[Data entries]
------------

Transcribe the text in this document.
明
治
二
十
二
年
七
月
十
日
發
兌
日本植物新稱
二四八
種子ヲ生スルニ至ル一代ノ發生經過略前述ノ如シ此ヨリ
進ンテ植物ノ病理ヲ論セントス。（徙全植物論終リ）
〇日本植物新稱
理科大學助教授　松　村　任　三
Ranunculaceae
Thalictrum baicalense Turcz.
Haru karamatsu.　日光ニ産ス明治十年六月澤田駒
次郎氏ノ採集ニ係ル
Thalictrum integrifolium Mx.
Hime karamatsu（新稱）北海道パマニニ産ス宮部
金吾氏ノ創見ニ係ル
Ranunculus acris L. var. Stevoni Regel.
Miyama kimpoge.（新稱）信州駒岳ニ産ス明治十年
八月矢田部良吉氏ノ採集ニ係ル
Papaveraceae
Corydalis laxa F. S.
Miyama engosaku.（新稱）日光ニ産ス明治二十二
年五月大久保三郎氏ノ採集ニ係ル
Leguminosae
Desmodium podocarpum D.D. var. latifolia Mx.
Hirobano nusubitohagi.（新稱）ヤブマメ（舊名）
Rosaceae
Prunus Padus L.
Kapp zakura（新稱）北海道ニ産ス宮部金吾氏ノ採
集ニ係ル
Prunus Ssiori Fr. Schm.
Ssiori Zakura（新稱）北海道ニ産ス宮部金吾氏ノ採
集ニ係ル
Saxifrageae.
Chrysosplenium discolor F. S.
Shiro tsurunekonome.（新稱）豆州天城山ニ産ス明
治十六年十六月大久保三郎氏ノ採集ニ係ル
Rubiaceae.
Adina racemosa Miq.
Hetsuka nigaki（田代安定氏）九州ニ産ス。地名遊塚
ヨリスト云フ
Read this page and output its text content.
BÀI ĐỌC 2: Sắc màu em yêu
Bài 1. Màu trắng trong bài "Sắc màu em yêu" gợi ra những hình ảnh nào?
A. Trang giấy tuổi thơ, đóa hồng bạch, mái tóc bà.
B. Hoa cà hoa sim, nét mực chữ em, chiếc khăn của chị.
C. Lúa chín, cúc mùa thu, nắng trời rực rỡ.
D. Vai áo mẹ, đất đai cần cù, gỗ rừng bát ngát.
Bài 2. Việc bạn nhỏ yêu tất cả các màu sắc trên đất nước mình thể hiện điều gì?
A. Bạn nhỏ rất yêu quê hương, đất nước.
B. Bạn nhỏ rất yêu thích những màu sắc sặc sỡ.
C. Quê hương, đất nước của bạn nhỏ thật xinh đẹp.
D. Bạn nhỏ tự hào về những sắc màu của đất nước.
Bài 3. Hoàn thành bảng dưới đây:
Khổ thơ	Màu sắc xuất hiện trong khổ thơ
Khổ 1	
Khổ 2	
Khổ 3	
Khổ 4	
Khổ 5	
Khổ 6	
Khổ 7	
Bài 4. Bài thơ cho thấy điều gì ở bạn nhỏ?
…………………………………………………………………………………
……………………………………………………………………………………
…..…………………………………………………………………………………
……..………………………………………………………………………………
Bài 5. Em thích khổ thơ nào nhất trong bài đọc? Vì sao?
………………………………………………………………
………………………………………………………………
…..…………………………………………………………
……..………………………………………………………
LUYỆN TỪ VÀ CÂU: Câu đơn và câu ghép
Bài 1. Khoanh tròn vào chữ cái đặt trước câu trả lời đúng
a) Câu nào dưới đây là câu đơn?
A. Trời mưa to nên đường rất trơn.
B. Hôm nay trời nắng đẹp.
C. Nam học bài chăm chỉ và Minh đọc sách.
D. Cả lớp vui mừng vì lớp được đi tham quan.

------------

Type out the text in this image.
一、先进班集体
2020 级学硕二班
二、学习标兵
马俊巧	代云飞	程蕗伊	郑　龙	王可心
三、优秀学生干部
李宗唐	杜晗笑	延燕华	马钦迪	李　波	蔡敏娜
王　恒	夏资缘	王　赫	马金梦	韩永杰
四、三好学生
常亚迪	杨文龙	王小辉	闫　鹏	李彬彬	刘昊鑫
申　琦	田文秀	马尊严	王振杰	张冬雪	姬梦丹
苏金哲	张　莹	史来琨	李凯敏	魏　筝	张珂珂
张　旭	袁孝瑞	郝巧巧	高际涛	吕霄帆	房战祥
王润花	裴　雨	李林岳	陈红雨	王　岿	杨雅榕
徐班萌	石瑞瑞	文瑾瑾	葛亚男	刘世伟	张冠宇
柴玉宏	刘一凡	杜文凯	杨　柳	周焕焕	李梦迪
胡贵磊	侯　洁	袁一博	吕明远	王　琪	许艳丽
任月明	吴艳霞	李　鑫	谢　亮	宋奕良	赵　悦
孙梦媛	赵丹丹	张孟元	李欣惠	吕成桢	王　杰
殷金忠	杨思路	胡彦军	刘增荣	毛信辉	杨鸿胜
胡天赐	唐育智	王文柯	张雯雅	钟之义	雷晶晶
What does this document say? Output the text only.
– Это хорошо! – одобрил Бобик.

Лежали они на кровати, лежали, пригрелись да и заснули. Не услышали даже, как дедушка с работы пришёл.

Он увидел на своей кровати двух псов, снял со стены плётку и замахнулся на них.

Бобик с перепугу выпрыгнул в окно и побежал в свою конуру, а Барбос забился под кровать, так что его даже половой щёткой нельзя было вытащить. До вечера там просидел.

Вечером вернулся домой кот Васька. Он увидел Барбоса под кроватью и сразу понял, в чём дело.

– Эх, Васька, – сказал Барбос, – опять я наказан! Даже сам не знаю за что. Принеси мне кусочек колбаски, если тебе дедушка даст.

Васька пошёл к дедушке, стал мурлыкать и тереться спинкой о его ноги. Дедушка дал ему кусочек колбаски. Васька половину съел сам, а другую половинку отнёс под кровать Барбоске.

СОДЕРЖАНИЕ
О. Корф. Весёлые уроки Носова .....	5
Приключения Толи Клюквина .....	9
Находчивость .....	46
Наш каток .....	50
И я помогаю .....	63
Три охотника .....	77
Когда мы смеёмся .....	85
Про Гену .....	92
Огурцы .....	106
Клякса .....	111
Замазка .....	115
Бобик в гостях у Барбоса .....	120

------------

▶ **Task objective**
Above are the records; copy every line in them that holds the word "北海道ニ産ス宮部金吾氏ノ採".

▶ **Complete output**
Kapp zakura（新稱）北海道ニ産ス宮部金吾氏ノ採
Ssiori Zakura（新稱）北海道ニ産ス宮部金吾氏ノ採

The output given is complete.